RECORD LIST:
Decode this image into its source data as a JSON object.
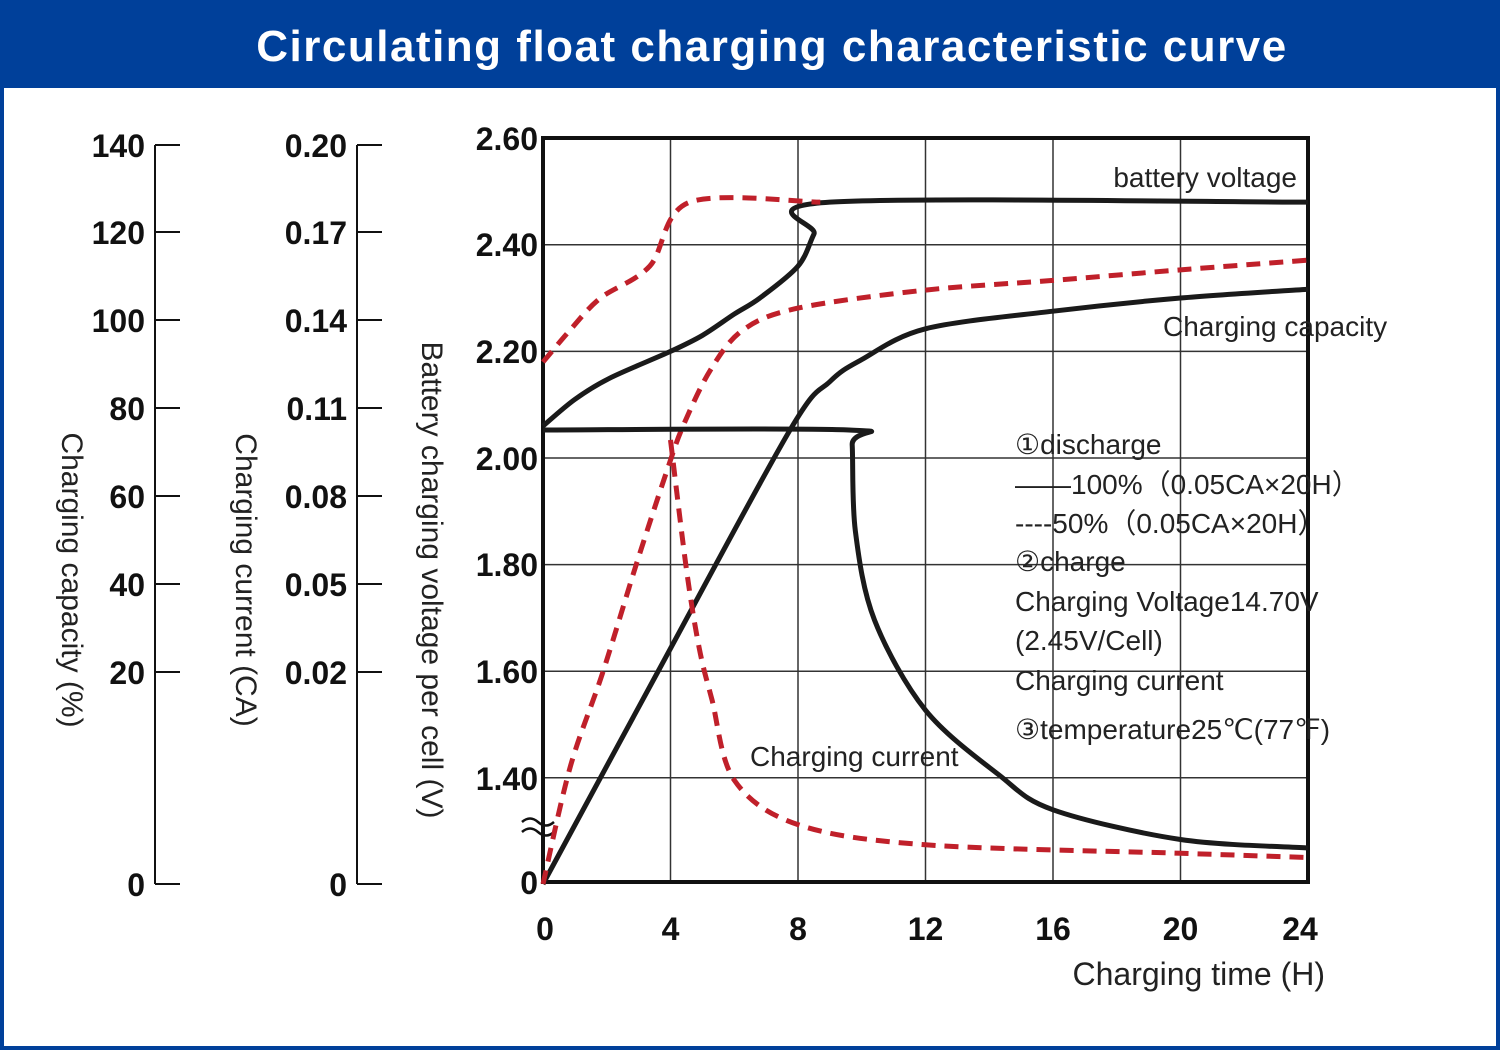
{
  "title": "Circulating float charging characteristic curve",
  "colors": {
    "header": "#00409A",
    "solid": "#1a1a1a",
    "dashed": "#C0202A"
  },
  "chart_data": {
    "type": "line",
    "title": "Circulating float charging characteristic curve",
    "xlabel": "Charging time (H)",
    "xlim": [
      0,
      24
    ],
    "xticks": [
      "0",
      "4",
      "8",
      "12",
      "16",
      "20",
      "24"
    ],
    "grid": true,
    "axes": {
      "capacity": {
        "label": "Charging capacity (%)",
        "ticks": [
          "140",
          "120",
          "100",
          "80",
          "60",
          "40",
          "20",
          "0"
        ]
      },
      "current": {
        "label": "Charging current (CA)",
        "ticks": [
          "0.20",
          "0.17",
          "0.14",
          "0.11",
          "0.08",
          "0.05",
          "0.02",
          "0"
        ]
      },
      "voltage": {
        "label": "Battery charging voltage per cell (V)",
        "ticks": [
          "2.60",
          "2.40",
          "2.20",
          "2.00",
          "1.80",
          "1.60",
          "1.40",
          "0"
        ]
      }
    },
    "annotations": {
      "voltage": "battery voltage",
      "capacity": "Charging capacity",
      "current": "Charging current"
    },
    "legend": [
      "①discharge",
      "——100%（0.05CA×20H）",
      "----50%（0.05CA×20H）",
      "②charge",
      "Charging Voltage14.70V",
      "(2.45V/Cell)",
      "Charging current",
      "③temperature25℃(77℉)"
    ],
    "series": [
      {
        "axis": "voltage",
        "style": "solid",
        "discharge": "100%",
        "points": [
          [
            0,
            2.06
          ],
          [
            1,
            2.11
          ],
          [
            2.1,
            2.15
          ],
          [
            4,
            2.2
          ],
          [
            5,
            2.23
          ],
          [
            6,
            2.27
          ],
          [
            6.8,
            2.3
          ],
          [
            8,
            2.36
          ],
          [
            8.5,
            2.42
          ],
          [
            9,
            2.48
          ],
          [
            24,
            2.48
          ]
        ]
      },
      {
        "axis": "voltage",
        "style": "dashed",
        "discharge": "50%",
        "points": [
          [
            0,
            2.18
          ],
          [
            0.85,
            2.24
          ],
          [
            1.8,
            2.3
          ],
          [
            3.35,
            2.36
          ],
          [
            4.6,
            2.48
          ],
          [
            8.7,
            2.48
          ]
        ]
      },
      {
        "axis": "capacity",
        "style": "solid",
        "discharge": "100%",
        "points": [
          [
            0,
            0
          ],
          [
            3.6,
            20
          ],
          [
            7.75,
            75
          ],
          [
            9,
            86
          ],
          [
            10,
            91
          ],
          [
            12,
            98
          ],
          [
            16,
            102
          ],
          [
            20,
            105
          ],
          [
            24,
            107
          ]
        ]
      },
      {
        "axis": "capacity",
        "style": "dashed",
        "discharge": "50%",
        "points": [
          [
            0,
            0
          ],
          [
            0.85,
            11
          ],
          [
            1.88,
            20
          ],
          [
            2.95,
            45
          ],
          [
            3.9,
            66
          ],
          [
            4.4,
            76
          ],
          [
            5.25,
            88.6
          ],
          [
            6.27,
            97.7
          ],
          [
            8,
            102.7
          ],
          [
            12,
            106.8
          ],
          [
            16,
            109
          ],
          [
            20,
            111.4
          ],
          [
            24,
            113.6
          ]
        ]
      },
      {
        "axis": "current",
        "style": "solid",
        "discharge": "100%",
        "points": [
          [
            0,
            0.1025
          ],
          [
            9.6,
            0.1025
          ],
          [
            9.7,
            0.0974
          ],
          [
            9.8,
            0.068
          ],
          [
            10.4,
            0.0377
          ],
          [
            12,
            0.0164
          ],
          [
            14.3,
            0.0103
          ],
          [
            16,
            0.007
          ],
          [
            20,
            0.0042
          ],
          [
            24,
            0.0034
          ]
        ]
      },
      {
        "axis": "current",
        "style": "dashed",
        "discharge": "50%",
        "points": [
          [
            4,
            0.0991
          ],
          [
            4.5,
            0.055
          ],
          [
            4.9,
            0.0282
          ],
          [
            5.3,
            0.0174
          ],
          [
            6,
            0.0098
          ],
          [
            8,
            0.0056
          ],
          [
            12,
            0.0037
          ],
          [
            20,
            0.0029
          ],
          [
            24,
            0.0025
          ]
        ]
      }
    ]
  }
}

OBJECTIVE: Pictures are excluded; repeat every record exactly.

FULL OUTPUT:
Decode this image into its source data as a JSON object.
{
  "title": "Circulating float charging characteristic curve",
  "colors": {
    "header": "#00409A",
    "solid": "#1a1a1a",
    "dashed": "#C0202A"
  },
  "chart_data": {
    "type": "line",
    "title": "Circulating float charging characteristic curve",
    "xlabel": "Charging time (H)",
    "xlim": [
      0,
      24
    ],
    "xticks": [
      "0",
      "4",
      "8",
      "12",
      "16",
      "20",
      "24"
    ],
    "grid": true,
    "axes": {
      "capacity": {
        "label": "Charging capacity (%)",
        "ticks": [
          "140",
          "120",
          "100",
          "80",
          "60",
          "40",
          "20",
          "0"
        ]
      },
      "current": {
        "label": "Charging current (CA)",
        "ticks": [
          "0.20",
          "0.17",
          "0.14",
          "0.11",
          "0.08",
          "0.05",
          "0.02",
          "0"
        ]
      },
      "voltage": {
        "label": "Battery charging voltage per cell (V)",
        "ticks": [
          "2.60",
          "2.40",
          "2.20",
          "2.00",
          "1.80",
          "1.60",
          "1.40",
          "0"
        ]
      }
    },
    "annotations": {
      "voltage": "battery voltage",
      "capacity": "Charging capacity",
      "current": "Charging current"
    },
    "legend": [
      "①discharge",
      "——100%（0.05CA×20H）",
      "----50%（0.05CA×20H）",
      "②charge",
      "Charging Voltage14.70V",
      "(2.45V/Cell)",
      "Charging current",
      "③temperature25℃(77℉)"
    ],
    "series": [
      {
        "axis": "voltage",
        "style": "solid",
        "discharge": "100%",
        "points": [
          [
            0,
            2.06
          ],
          [
            1,
            2.11
          ],
          [
            2.1,
            2.15
          ],
          [
            4,
            2.2
          ],
          [
            5,
            2.23
          ],
          [
            6,
            2.27
          ],
          [
            6.8,
            2.3
          ],
          [
            8,
            2.36
          ],
          [
            8.5,
            2.42
          ],
          [
            9,
            2.48
          ],
          [
            24,
            2.48
          ]
        ]
      },
      {
        "axis": "voltage",
        "style": "dashed",
        "discharge": "50%",
        "points": [
          [
            0,
            2.18
          ],
          [
            0.85,
            2.24
          ],
          [
            1.8,
            2.3
          ],
          [
            3.35,
            2.36
          ],
          [
            4.6,
            2.48
          ],
          [
            8.7,
            2.48
          ]
        ]
      },
      {
        "axis": "capacity",
        "style": "solid",
        "discharge": "100%",
        "points": [
          [
            0,
            0
          ],
          [
            3.6,
            20
          ],
          [
            7.75,
            75
          ],
          [
            9,
            86
          ],
          [
            10,
            91
          ],
          [
            12,
            98
          ],
          [
            16,
            102
          ],
          [
            20,
            105
          ],
          [
            24,
            107
          ]
        ]
      },
      {
        "axis": "capacity",
        "style": "dashed",
        "discharge": "50%",
        "points": [
          [
            0,
            0
          ],
          [
            0.85,
            11
          ],
          [
            1.88,
            20
          ],
          [
            2.95,
            45
          ],
          [
            3.9,
            66
          ],
          [
            4.4,
            76
          ],
          [
            5.25,
            88.6
          ],
          [
            6.27,
            97.7
          ],
          [
            8,
            102.7
          ],
          [
            12,
            106.8
          ],
          [
            16,
            109
          ],
          [
            20,
            111.4
          ],
          [
            24,
            113.6
          ]
        ]
      },
      {
        "axis": "current",
        "style": "solid",
        "discharge": "100%",
        "points": [
          [
            0,
            0.1025
          ],
          [
            9.6,
            0.1025
          ],
          [
            9.7,
            0.0974
          ],
          [
            9.8,
            0.068
          ],
          [
            10.4,
            0.0377
          ],
          [
            12,
            0.0164
          ],
          [
            14.3,
            0.0103
          ],
          [
            16,
            0.007
          ],
          [
            20,
            0.0042
          ],
          [
            24,
            0.0034
          ]
        ]
      },
      {
        "axis": "current",
        "style": "dashed",
        "discharge": "50%",
        "points": [
          [
            4,
            0.0991
          ],
          [
            4.5,
            0.055
          ],
          [
            4.9,
            0.0282
          ],
          [
            5.3,
            0.0174
          ],
          [
            6,
            0.0098
          ],
          [
            8,
            0.0056
          ],
          [
            12,
            0.0037
          ],
          [
            20,
            0.0029
          ],
          [
            24,
            0.0025
          ]
        ]
      }
    ]
  }
}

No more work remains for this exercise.